• _Job_: Without the pictures, copy the entries below word for word.

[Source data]
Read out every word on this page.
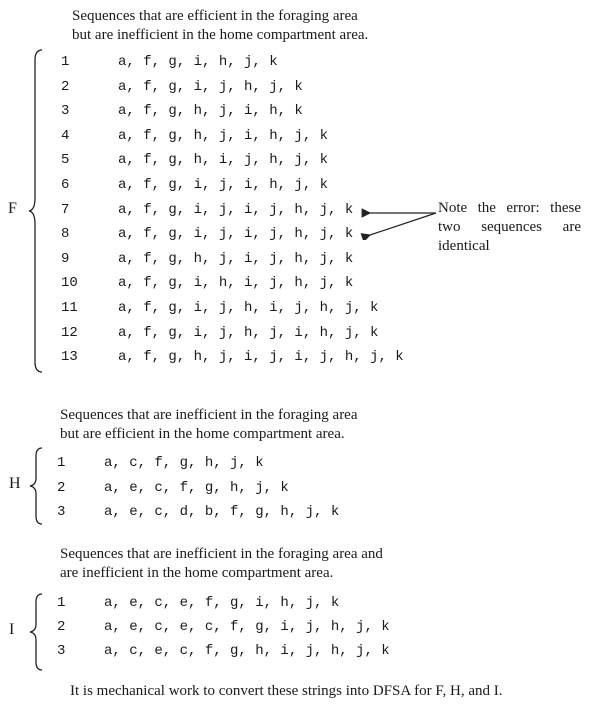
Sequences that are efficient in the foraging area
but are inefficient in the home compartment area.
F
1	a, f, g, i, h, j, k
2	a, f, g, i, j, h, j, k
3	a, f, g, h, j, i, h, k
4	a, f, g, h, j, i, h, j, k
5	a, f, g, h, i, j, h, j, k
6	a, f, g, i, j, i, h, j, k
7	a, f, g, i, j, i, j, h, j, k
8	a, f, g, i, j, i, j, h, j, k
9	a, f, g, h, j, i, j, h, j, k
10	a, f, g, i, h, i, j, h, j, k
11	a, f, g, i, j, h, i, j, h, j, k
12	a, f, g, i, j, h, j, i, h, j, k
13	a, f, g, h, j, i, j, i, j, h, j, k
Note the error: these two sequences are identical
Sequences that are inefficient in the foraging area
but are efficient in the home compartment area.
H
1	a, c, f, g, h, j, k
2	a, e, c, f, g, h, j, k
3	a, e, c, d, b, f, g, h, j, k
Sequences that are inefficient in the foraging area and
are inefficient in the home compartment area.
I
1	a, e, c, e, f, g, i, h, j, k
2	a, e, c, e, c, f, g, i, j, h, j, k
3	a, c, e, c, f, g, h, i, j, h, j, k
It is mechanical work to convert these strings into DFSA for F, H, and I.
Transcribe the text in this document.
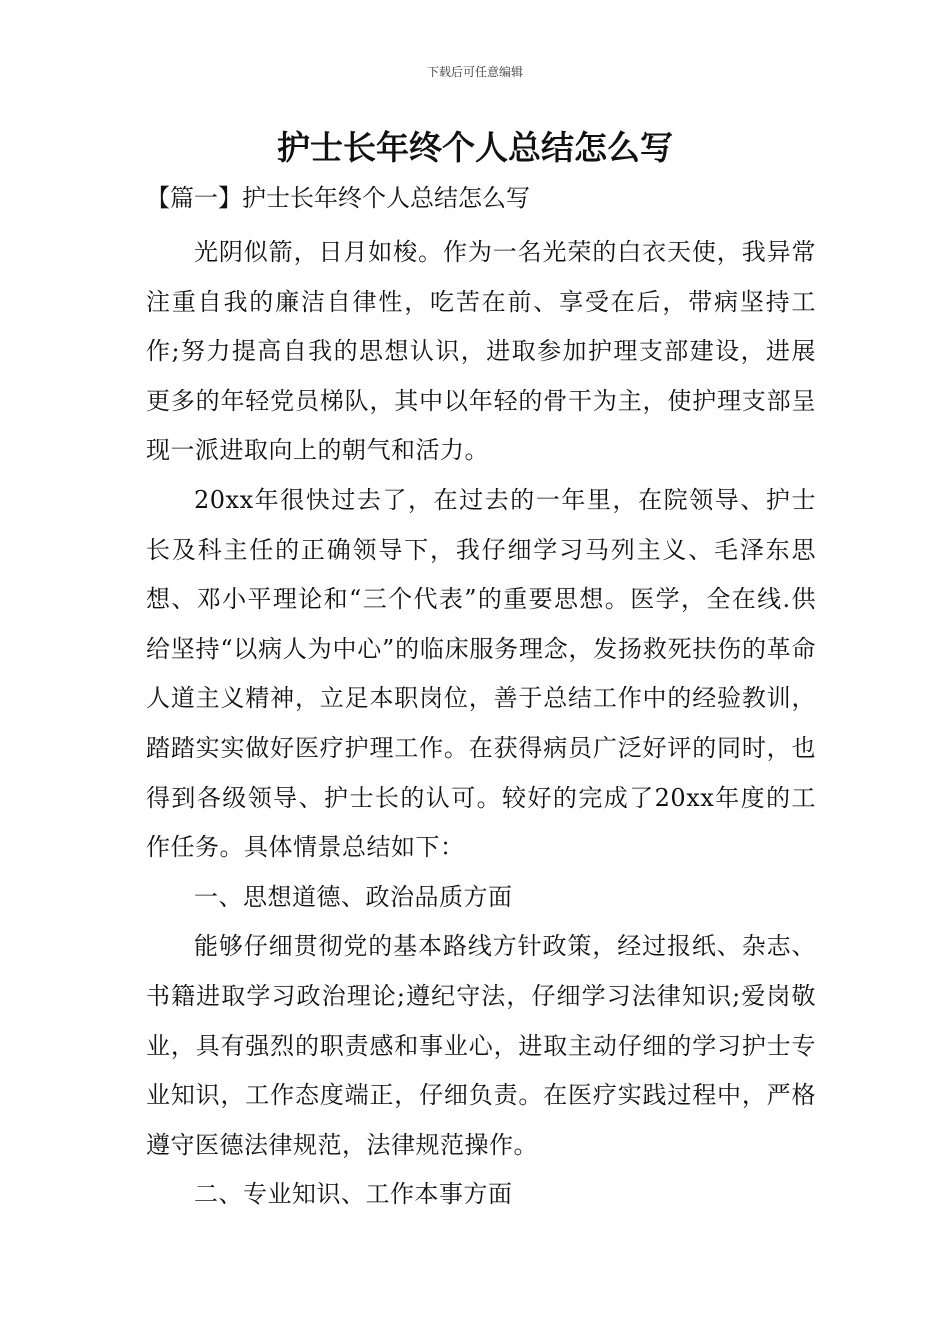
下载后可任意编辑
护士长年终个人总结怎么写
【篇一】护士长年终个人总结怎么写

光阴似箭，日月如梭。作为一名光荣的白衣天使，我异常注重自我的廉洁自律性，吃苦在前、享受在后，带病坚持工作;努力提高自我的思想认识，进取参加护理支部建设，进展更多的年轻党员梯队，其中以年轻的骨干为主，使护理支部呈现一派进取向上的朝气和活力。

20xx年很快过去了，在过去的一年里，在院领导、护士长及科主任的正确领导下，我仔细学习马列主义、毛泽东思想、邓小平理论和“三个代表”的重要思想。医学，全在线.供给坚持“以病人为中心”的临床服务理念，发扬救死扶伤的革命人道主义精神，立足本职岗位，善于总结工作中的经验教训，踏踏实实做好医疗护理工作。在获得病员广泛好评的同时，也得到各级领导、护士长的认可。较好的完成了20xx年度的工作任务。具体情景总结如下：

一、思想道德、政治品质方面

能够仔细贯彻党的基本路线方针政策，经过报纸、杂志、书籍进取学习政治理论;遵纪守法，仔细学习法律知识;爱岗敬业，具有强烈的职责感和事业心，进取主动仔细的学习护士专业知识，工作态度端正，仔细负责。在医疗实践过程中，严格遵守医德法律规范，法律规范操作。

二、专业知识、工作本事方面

• _Solved problem_:
Read out every word on this page.
Sequences that are efficient in the foraging area
but are inefficient in the home compartment area.
F
1	a, f, g, i, h, j, k
2	a, f, g, i, j, h, j, k
3	a, f, g, h, j, i, h, k
4	a, f, g, h, j, i, h, j, k
5	a, f, g, h, i, j, h, j, k
6	a, f, g, i, j, i, h, j, k
7	a, f, g, i, j, i, j, h, j, k
8	a, f, g, i, j, i, j, h, j, k
9	a, f, g, h, j, i, j, h, j, k
10	a, f, g, i, h, i, j, h, j, k
11	a, f, g, i, j, h, i, j, h, j, k
12	a, f, g, i, j, h, j, i, h, j, k
13	a, f, g, h, j, i, j, i, j, h, j, k
Note the error: these two sequences are identical
Sequences that are inefficient in the foraging area
but are efficient in the home compartment area.
H
1	a, c, f, g, h, j, k
2	a, e, c, f, g, h, j, k
3	a, e, c, d, b, f, g, h, j, k
Sequences that are inefficient in the foraging area and
are inefficient in the home compartment area.
I
1	a, e, c, e, f, g, i, h, j, k
2	a, e, c, e, c, f, g, i, j, h, j, k
3	a, c, e, c, f, g, h, i, j, h, j, k
It is mechanical work to convert these strings into DFSA for F, H, and I.
Transcribe the text in this document.
下载后可任意编辑
护士长年终个人总结怎么写
【篇一】护士长年终个人总结怎么写

光阴似箭，日月如梭。作为一名光荣的白衣天使，我异常注重自我的廉洁自律性，吃苦在前、享受在后，带病坚持工作;努力提高自我的思想认识，进取参加护理支部建设，进展更多的年轻党员梯队，其中以年轻的骨干为主，使护理支部呈现一派进取向上的朝气和活力。

20xx年很快过去了，在过去的一年里，在院领导、护士长及科主任的正确领导下，我仔细学习马列主义、毛泽东思想、邓小平理论和“三个代表”的重要思想。医学，全在线.供给坚持“以病人为中心”的临床服务理念，发扬救死扶伤的革命人道主义精神，立足本职岗位，善于总结工作中的经验教训，踏踏实实做好医疗护理工作。在获得病员广泛好评的同时，也得到各级领导、护士长的认可。较好的完成了20xx年度的工作任务。具体情景总结如下：

一、思想道德、政治品质方面

能够仔细贯彻党的基本路线方针政策，经过报纸、杂志、书籍进取学习政治理论;遵纪守法，仔细学习法律知识;爱岗敬业，具有强烈的职责感和事业心，进取主动仔细的学习护士专业知识，工作态度端正，仔细负责。在医疗实践过程中，严格遵守医德法律规范，法律规范操作。

二、专业知识、工作本事方面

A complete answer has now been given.